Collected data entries
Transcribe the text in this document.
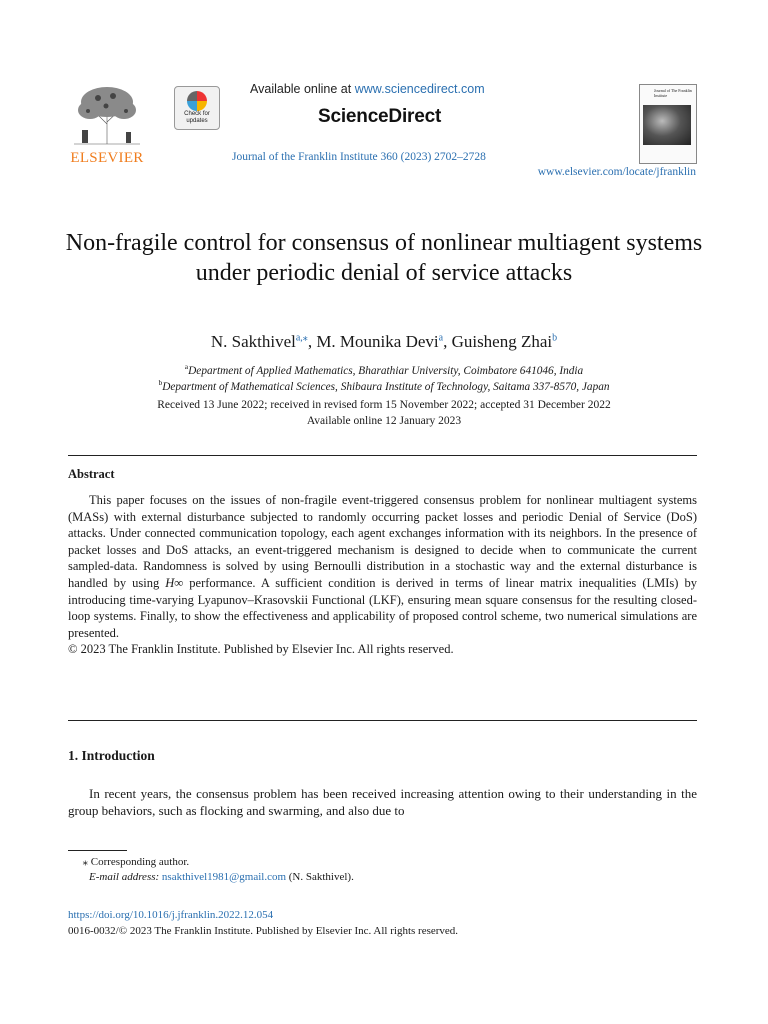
ELSEVIER
Check for updates
Available online at www.sciencedirect.com
ScienceDirect
Journal of the Franklin Institute 360 (2023) 2702–2728
www.elsevier.com/locate/jfranklin
Journal of The Franklin Institute
Non-fragile control for consensus of nonlinear multiagent systems under periodic denial of service attacks
N. Sakthivel$^{a,⁎}$, M. Mounika Devi$^a$, Guisheng Zhai$^b$
$^a$Department of Applied Mathematics, Bharathiar University, Coimbatore 641046, India
$^b$Department of Mathematical Sciences, Shibaura Institute of Technology, Saitama 337-8570, Japan
Received 13 June 2022; received in revised form 15 November 2022; accepted 31 December 2022
Available online 12 January 2023
Abstract

This paper focuses on the issues of non-fragile event-triggered consensus problem for nonlinear multiagent systems (MASs) with external disturbance subjected to randomly occurring packet losses and periodic Denial of Service (DoS) attacks. Under connected communication topology, each agent exchanges information with its neighbors. In the presence of packet losses and DoS attacks, an event-triggered mechanism is designed to decide when to communicate the current sampled-data. Randomness is solved by using Bernoulli distribution in a stochastic way and the external disturbance is handled by using H∞ performance. A sufficient condition is derived in terms of linear matrix inequalities (LMIs) by introducing time-varying Lyapunov–Krasovskii Functional (LKF), ensuring mean square consensus for the resulting closed-loop systems. Finally, to show the effectiveness and applicability of proposed control scheme, two numerical simulations are presented.

© 2023 The Franklin Institute. Published by Elsevier Inc. All rights reserved.

1. Introduction
In recent years, the consensus problem has been received increasing attention owing to their understanding in the group behaviors, such as flocking and swarming, and also due to
⁎ Corresponding author.
E-mail address: nsakthivel1981@gmail.com (N. Sakthivel).
https://doi.org/10.1016/j.jfranklin.2022.12.054
0016-0032/© 2023 The Franklin Institute. Published by Elsevier Inc. All rights reserved.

* [SHORT EXERCISE]:
Check each line in the records for the word "jfranklin" and say how many have it, with nothing else.

* [RESPONSE TO THE EXERCISE]:
2